__DOCUMENT EXTRACT__:
Skip to main content
The lerobot-edit-dataset command provides tools for modifying datasets including deleting episodes, splitting, merging, removing features, modifying tasks, and converting image datasets to video format.

Command

lerobot-edit-dataset [OPTIONS]
Location: src/lerobot/scripts/lerobot_edit_dataset.py

Overview

Supported operations:
  • delete_episodes: Remove specific episodes from dataset
  • split: Split dataset into train/val/test sets
  • merge: Combine multiple datasets into one
  • remove_feature: Delete camera or sensor features
  • modify_tasks: Update task descriptions
  • convert_image_to_video: Convert image dataset to video format
  • info: Display dataset statistics

Key Options

Dataset Options

--repo_id
str
Input dataset repository ID. Required for all operations except merge.
--root
str
Local path to input dataset. Defaults to $HF_LEROBOT_HOME/{repo_id}.
--new_repo_id
str
Output dataset repository ID. Required for merge, optional for others.
--new_root
str
Local path for output dataset. Defaults to $HF_LEROBOT_HOME/{new_repo_id}.
--push_to_hub
bool
default:"false"
Upload result to Hugging Face Hub.

Operation Configuration

--operation.type
str
required
Operation to perform: delete_episodes, split, merge, remove_feature, modify_tasks, convert_image_to_video, or info.
Additional options depend on operation type (see examples below).

Usage Examples

Delete Episodes

Remove specific episodes from a dataset:
lerobot-edit-dataset \
  --repo_id=lerobot/pusht \
  --operation.type=delete_episodes \
  --operation.episode_indices="[0, 2, 5]"
This creates a backup at pusht_old and modifies the dataset in-place.

Save to New Dataset

lerobot-edit-dataset \
  --repo_id=lerobot/pusht \
  --new_repo_id=lerobot/pusht_filtered \
  --operation.type=delete_episodes \
  --operation.episode_indices="[0, 2, 5, 10, 15]"

Split Dataset

Split into train/val sets by fractions:
lerobot-edit-dataset \
  --repo_id=lerobot/pusht \
  --operation.type=split \
  --operation.splits='{"train": 0.8, "val": 0.2}'
Creates:
  • lerobot/pusht_train (80% of episodes)
  • lerobot/pusht_val (20% of episodes)

__MATERIALS PROVIDED__:
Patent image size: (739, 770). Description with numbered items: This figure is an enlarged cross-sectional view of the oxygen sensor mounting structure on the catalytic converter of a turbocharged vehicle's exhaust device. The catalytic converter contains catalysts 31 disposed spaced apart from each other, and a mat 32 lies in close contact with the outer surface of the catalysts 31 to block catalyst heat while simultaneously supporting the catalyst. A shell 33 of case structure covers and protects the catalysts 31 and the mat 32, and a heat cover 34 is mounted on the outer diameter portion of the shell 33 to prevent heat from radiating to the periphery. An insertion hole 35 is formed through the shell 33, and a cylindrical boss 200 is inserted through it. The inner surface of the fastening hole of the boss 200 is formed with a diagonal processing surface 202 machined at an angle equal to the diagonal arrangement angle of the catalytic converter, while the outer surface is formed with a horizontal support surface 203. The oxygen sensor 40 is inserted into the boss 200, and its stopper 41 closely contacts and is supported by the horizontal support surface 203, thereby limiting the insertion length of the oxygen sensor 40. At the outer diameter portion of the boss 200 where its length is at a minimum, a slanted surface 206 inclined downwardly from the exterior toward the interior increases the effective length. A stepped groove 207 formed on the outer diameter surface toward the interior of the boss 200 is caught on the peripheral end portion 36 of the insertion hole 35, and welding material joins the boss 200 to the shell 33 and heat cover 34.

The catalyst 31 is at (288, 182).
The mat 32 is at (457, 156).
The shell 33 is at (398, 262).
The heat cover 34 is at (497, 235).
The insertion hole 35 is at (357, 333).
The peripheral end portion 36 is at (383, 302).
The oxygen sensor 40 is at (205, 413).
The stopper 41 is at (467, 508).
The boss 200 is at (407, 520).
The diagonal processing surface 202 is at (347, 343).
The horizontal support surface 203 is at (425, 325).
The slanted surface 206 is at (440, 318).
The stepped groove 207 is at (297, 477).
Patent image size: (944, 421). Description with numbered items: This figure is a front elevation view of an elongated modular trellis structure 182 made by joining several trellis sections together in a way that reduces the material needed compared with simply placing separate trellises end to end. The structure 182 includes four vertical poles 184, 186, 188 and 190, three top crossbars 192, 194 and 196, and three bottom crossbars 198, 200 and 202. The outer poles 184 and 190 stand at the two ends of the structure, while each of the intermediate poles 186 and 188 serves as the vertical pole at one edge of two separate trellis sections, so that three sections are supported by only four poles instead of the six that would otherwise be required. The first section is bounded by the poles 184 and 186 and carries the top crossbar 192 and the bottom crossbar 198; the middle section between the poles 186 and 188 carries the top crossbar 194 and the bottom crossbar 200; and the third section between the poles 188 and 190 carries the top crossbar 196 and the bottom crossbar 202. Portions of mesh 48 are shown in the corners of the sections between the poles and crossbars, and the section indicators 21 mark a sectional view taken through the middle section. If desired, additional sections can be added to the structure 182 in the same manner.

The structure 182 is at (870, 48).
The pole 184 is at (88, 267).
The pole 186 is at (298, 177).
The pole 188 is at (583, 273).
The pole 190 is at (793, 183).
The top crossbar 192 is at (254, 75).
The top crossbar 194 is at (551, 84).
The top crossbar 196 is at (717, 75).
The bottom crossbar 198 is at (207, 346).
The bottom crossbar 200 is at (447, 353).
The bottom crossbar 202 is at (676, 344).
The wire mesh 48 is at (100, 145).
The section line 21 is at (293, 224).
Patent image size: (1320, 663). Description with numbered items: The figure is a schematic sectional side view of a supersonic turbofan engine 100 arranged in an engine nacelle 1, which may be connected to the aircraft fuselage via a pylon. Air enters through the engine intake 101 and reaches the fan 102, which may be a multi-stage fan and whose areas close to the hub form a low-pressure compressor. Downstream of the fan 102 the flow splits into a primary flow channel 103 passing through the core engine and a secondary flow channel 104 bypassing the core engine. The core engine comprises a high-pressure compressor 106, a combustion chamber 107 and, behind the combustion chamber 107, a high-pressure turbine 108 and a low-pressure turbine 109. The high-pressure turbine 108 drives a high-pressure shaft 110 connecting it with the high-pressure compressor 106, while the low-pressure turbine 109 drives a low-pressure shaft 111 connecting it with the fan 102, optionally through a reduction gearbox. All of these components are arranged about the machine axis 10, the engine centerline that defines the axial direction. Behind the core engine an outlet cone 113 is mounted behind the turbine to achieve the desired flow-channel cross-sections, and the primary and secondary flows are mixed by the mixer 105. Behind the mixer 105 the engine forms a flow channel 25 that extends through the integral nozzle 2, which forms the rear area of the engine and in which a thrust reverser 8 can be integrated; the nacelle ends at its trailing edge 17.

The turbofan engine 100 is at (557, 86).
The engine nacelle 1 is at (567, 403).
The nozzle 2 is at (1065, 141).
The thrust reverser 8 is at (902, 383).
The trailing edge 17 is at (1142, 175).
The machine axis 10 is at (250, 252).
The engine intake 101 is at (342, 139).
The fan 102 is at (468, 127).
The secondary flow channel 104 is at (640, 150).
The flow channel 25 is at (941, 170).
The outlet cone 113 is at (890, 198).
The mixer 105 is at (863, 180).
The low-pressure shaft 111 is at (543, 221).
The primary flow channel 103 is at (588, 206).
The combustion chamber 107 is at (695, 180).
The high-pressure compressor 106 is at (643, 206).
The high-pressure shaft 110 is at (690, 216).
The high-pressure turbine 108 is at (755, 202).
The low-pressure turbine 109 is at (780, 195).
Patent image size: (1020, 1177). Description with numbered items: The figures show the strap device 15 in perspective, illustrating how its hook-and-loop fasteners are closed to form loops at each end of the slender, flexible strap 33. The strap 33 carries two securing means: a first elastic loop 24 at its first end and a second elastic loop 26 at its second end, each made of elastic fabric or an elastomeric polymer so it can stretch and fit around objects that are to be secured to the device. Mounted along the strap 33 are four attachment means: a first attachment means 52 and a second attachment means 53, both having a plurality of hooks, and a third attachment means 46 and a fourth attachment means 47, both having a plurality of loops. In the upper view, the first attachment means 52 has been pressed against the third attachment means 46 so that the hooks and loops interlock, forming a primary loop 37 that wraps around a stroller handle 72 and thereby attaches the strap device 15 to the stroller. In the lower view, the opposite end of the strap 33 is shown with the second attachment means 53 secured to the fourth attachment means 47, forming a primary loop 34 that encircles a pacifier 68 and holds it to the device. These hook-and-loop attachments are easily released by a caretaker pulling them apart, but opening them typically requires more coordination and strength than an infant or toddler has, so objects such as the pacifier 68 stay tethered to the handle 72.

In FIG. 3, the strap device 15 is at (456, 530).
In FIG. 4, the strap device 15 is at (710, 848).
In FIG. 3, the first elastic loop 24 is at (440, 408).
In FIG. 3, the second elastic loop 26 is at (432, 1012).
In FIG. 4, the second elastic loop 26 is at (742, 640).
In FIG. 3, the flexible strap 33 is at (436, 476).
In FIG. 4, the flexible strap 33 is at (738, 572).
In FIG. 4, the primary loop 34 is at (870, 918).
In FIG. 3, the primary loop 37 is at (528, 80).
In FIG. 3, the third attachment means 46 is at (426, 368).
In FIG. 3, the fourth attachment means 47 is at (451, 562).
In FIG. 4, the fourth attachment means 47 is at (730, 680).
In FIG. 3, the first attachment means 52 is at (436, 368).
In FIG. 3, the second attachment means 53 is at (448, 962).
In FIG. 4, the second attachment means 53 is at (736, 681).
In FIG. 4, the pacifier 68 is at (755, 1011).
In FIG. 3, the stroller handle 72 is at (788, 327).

__DIRECTIVE A__: In the lerobot-edit-dataset page, what is created when episodes are deleted from a dataset in place?
__DIRECTIVE B__: In the entries, copy the lines from the one with "Patent image size: (1320, 663)." to the one with "The trailing edge 17 is at (1142, 175).", including both.

__PROBLEM SOLUTION A__: A backup at pusht_old is created.

__PROBLEM SOLUTION B__:
Patent image size: (1320, 663). Description with numbered items: The figure is a schematic sectional side view of a supersonic turbofan engine 100 arranged in an engine nacelle 1, which may be connected to the aircraft fuselage via a pylon. Air enters through the engine intake 101 and reaches the fan 102, which may be a multi-stage fan and whose areas close to the hub form a low-pressure compressor. Downstream of the fan 102 the flow splits into a primary flow channel 103 passing through the core engine and a secondary flow channel 104 bypassing the core engine. The core engine comprises a high-pressure compressor 106, a combustion chamber 107 and, behind the combustion chamber 107, a high-pressure turbine 108 and a low-pressure turbine 109. The high-pressure turbine 108 drives a high-pressure shaft 110 connecting it with the high-pressure compressor 106, while the low-pressure turbine 109 drives a low-pressure shaft 111 connecting it with the fan 102, optionally through a reduction gearbox. All of these components are arranged about the machine axis 10, the engine centerline that defines the axial direction. Behind the core engine an outlet cone 113 is mounted behind the turbine to achieve the desired flow-channel cross-sections, and the primary and secondary flows are mixed by the mixer 105. Behind the mixer 105 the engine forms a flow channel 25 that extends through the integral nozzle 2, which forms the rear area of the engine and in which a thrust reverser 8 can be integrated; the nacelle ends at its trailing edge 17.

The turbofan engine 100 is at (557, 86).
The engine nacelle 1 is at (567, 403).
The nozzle 2 is at (1065, 141).
The thrust reverser 8 is at (902, 383).
The trailing edge 17 is at (1142, 175).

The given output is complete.